__What to produce__: Below are the records; locate each line with the word "houses" and copy it.

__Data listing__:
>>>>>
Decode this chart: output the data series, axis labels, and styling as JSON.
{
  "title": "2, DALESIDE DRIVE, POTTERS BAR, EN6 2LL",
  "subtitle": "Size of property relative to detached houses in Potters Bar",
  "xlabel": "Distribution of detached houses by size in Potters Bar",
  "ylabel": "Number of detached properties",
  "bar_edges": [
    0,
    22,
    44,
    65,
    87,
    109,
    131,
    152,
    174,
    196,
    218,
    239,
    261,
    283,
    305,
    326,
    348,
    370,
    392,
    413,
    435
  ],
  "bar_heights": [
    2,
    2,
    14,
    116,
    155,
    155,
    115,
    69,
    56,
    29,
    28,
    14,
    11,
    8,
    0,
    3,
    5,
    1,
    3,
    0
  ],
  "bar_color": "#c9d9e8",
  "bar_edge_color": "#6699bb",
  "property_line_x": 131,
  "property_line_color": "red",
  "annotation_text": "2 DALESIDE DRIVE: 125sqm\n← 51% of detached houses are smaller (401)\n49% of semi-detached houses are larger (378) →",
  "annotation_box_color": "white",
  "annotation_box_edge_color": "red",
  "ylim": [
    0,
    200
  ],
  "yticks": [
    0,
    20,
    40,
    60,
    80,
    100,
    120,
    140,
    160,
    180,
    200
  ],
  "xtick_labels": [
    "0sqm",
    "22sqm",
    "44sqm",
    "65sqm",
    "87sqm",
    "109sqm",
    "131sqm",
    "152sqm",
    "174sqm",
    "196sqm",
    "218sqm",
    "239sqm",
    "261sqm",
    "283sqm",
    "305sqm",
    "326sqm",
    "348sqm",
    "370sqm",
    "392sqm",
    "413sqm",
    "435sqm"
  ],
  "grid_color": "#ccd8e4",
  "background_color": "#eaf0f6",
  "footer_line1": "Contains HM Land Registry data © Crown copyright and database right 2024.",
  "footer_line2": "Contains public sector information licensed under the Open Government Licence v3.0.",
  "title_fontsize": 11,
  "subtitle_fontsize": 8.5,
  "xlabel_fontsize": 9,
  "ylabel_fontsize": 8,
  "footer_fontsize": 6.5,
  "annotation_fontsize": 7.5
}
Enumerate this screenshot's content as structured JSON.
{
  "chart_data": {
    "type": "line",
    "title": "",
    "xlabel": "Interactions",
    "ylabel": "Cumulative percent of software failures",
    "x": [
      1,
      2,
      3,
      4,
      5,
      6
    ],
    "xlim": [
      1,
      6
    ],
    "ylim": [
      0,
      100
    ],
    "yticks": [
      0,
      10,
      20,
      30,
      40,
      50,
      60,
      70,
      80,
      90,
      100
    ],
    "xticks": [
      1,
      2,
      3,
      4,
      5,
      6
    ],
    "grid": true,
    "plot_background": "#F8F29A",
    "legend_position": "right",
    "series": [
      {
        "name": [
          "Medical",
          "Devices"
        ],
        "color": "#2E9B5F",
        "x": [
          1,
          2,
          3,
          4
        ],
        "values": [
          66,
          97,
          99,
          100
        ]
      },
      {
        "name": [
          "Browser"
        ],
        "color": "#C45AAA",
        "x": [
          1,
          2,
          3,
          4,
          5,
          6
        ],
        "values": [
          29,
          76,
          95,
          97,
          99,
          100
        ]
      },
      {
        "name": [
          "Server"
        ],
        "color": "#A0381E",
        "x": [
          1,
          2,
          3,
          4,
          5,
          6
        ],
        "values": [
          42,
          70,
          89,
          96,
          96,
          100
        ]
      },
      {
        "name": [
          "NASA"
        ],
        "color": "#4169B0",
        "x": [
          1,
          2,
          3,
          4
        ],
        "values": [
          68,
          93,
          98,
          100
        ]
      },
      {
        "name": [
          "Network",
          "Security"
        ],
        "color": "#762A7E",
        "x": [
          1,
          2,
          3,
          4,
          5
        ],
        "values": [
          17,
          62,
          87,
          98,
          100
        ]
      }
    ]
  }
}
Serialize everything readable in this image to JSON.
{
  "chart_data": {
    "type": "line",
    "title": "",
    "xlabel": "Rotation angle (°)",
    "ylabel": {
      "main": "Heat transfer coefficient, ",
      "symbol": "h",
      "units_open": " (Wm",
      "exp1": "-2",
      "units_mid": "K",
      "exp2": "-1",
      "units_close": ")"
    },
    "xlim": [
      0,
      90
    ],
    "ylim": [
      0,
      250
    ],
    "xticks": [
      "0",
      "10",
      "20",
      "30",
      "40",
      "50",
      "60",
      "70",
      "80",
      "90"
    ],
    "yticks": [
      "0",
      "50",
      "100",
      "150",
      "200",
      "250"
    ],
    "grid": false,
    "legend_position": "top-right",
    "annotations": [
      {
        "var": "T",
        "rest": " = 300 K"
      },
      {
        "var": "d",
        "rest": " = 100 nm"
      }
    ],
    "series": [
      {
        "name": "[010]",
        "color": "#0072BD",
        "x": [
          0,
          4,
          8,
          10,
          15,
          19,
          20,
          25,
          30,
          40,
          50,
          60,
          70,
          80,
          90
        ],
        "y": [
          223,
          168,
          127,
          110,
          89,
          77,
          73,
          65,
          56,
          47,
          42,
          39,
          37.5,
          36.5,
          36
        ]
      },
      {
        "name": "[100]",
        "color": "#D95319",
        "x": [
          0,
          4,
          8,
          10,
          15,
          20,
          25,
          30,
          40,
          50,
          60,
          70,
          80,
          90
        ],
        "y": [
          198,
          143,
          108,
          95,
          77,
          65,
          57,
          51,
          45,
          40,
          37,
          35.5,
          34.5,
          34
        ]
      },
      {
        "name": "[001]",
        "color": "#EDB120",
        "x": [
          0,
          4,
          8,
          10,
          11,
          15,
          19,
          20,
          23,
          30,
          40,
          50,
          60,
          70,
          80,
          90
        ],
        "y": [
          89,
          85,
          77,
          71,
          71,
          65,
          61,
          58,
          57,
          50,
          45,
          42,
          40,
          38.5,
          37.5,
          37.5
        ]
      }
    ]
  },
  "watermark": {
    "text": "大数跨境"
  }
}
<<<<<
__The completed task__:
  "subtitle": "Size of property relative to detached houses in Potters Bar",
  "xlabel": "Distribution of detached houses by size in Potters Bar",
  "annotation_text": "2 DALESIDE DRIVE: 125sqm\n← 51% of detached houses are smaller (401)\n49% of semi-detached houses are larger (378) →",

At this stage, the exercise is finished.